What this task involves
Scan the material below for the string "instrumentarium", and copy every line where it shows up.

Materials provided

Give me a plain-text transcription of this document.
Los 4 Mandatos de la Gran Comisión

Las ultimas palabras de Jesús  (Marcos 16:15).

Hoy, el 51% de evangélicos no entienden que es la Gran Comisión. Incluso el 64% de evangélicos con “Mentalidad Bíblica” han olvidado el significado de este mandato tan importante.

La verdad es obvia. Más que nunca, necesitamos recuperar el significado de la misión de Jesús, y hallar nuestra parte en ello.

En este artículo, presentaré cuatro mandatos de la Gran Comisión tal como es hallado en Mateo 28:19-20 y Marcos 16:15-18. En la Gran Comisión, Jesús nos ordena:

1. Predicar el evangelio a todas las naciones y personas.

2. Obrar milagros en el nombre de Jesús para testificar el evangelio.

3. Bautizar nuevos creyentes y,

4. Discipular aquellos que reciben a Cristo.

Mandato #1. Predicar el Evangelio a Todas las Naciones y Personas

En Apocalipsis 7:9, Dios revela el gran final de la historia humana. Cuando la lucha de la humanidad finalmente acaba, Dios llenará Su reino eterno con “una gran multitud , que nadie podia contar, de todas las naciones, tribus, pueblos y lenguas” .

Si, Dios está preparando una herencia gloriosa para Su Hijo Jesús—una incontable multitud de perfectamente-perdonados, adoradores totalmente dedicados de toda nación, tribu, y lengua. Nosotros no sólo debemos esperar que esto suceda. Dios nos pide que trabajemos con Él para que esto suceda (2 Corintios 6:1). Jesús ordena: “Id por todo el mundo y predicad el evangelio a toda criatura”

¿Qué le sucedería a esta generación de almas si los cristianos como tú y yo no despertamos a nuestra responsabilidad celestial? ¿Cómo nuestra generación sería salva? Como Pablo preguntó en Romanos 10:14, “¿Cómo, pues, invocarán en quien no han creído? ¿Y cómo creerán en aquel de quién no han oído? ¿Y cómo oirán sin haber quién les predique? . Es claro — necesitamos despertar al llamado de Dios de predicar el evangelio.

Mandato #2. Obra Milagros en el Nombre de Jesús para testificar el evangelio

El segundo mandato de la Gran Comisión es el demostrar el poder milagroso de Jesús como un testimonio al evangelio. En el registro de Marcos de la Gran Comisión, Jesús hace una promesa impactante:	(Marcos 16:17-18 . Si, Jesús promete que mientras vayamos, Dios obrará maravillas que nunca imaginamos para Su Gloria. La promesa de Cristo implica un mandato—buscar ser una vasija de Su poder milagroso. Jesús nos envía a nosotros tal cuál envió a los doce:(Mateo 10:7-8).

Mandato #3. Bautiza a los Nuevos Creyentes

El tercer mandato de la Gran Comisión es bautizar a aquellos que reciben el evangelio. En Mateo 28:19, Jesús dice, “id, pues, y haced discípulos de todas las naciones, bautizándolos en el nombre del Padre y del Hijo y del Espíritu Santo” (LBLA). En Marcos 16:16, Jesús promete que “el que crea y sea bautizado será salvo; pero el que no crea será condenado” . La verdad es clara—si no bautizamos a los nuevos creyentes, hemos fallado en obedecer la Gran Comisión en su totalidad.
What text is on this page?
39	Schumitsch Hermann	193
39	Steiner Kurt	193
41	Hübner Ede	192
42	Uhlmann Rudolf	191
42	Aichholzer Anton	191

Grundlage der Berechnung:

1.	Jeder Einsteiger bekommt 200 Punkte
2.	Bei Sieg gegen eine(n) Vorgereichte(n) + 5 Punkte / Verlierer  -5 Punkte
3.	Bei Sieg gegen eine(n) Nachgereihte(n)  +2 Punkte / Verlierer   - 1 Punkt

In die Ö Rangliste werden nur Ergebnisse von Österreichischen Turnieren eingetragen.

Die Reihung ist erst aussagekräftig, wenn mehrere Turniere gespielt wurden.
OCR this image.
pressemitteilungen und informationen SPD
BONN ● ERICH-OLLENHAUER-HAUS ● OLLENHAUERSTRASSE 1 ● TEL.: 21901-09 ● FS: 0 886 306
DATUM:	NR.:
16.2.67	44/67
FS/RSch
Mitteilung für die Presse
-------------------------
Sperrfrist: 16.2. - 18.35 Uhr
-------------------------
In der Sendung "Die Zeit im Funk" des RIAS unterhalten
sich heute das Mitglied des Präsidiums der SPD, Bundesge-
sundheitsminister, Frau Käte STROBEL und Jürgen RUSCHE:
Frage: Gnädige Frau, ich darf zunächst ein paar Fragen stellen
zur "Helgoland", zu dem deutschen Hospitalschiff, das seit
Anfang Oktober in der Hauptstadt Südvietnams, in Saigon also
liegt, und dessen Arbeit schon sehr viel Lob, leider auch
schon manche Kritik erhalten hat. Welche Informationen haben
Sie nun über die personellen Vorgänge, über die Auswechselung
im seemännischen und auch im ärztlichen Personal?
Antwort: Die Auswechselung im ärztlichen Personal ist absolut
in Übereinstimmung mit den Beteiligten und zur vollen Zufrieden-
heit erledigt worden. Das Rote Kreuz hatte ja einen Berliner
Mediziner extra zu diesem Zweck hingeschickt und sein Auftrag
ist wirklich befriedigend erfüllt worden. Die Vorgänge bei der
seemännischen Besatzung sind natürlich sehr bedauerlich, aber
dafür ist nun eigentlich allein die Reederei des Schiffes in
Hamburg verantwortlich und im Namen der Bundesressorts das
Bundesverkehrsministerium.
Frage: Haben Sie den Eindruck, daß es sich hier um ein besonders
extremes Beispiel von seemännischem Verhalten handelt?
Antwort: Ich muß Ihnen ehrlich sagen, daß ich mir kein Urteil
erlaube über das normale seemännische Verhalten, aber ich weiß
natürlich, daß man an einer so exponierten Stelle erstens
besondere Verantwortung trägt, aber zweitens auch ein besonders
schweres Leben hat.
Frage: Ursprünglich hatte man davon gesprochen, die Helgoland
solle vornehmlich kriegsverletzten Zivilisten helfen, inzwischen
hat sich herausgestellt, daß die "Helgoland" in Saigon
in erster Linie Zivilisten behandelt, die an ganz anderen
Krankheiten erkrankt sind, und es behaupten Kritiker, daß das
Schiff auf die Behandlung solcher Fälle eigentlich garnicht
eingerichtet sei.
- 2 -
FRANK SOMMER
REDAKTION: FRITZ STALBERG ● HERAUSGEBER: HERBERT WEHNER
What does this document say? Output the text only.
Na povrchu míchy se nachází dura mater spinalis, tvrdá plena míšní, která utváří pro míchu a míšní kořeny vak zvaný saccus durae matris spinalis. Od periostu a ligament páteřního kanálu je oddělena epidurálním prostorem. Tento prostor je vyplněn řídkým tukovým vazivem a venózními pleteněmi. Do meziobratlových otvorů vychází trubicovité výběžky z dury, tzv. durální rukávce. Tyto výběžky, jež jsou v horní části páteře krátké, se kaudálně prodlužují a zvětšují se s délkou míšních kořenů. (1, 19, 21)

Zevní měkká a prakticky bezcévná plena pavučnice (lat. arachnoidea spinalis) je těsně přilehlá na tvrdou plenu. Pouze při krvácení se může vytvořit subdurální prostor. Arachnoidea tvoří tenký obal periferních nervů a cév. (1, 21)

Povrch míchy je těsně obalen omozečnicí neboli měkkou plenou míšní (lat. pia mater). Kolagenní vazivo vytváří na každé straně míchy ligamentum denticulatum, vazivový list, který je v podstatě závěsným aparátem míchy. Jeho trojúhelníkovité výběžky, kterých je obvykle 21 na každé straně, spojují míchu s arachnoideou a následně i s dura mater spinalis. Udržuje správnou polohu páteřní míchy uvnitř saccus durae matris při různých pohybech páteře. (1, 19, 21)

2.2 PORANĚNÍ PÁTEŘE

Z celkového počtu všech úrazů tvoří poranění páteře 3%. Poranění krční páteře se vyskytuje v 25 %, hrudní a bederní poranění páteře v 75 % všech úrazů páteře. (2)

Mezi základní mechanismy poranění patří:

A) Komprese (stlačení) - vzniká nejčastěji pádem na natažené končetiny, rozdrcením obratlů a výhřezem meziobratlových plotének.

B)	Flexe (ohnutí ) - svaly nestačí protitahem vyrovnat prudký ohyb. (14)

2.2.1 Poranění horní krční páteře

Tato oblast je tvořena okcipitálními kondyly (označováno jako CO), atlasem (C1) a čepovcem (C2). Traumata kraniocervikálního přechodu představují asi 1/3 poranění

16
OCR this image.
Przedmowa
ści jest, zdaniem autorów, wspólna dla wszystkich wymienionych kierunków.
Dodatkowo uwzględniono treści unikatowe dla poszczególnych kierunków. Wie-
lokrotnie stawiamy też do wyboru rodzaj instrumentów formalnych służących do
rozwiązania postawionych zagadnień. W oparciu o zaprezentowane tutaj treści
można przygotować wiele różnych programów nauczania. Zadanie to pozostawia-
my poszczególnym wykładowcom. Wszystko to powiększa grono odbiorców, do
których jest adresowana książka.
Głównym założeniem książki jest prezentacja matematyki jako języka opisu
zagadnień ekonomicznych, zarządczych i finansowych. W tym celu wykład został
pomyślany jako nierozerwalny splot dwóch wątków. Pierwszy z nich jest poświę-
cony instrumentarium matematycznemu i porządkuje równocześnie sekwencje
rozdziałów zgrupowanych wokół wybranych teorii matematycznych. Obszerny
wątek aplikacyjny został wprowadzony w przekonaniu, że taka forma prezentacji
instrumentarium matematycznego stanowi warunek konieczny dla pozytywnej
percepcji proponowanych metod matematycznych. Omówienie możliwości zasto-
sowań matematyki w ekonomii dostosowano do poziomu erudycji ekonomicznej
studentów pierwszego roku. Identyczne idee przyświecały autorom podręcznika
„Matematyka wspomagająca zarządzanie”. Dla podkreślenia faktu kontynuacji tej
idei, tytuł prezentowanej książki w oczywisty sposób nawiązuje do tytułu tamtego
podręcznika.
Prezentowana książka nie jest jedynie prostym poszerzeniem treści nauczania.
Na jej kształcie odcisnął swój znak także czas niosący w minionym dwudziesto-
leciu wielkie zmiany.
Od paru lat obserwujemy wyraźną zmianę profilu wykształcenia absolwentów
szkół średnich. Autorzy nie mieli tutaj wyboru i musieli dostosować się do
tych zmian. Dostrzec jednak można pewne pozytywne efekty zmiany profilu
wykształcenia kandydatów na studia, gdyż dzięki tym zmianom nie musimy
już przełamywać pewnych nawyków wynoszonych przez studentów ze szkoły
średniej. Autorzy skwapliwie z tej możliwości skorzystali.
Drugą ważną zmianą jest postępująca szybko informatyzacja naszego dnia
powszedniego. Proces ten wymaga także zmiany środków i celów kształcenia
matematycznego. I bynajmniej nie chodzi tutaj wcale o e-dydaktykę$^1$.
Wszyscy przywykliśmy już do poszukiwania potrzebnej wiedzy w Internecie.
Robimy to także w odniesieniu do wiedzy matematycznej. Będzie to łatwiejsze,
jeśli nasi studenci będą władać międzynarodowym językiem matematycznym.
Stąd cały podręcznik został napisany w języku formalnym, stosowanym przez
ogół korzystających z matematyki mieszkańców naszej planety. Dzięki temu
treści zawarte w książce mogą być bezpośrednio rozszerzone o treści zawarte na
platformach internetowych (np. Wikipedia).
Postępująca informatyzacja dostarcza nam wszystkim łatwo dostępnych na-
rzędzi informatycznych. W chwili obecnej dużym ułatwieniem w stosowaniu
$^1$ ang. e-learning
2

Solution
cony instrumentarium matematycznemu i porządkuje równocześnie sekwencje
instrumentarium matematycznego stanowi warunek konieczny dla pozytywnej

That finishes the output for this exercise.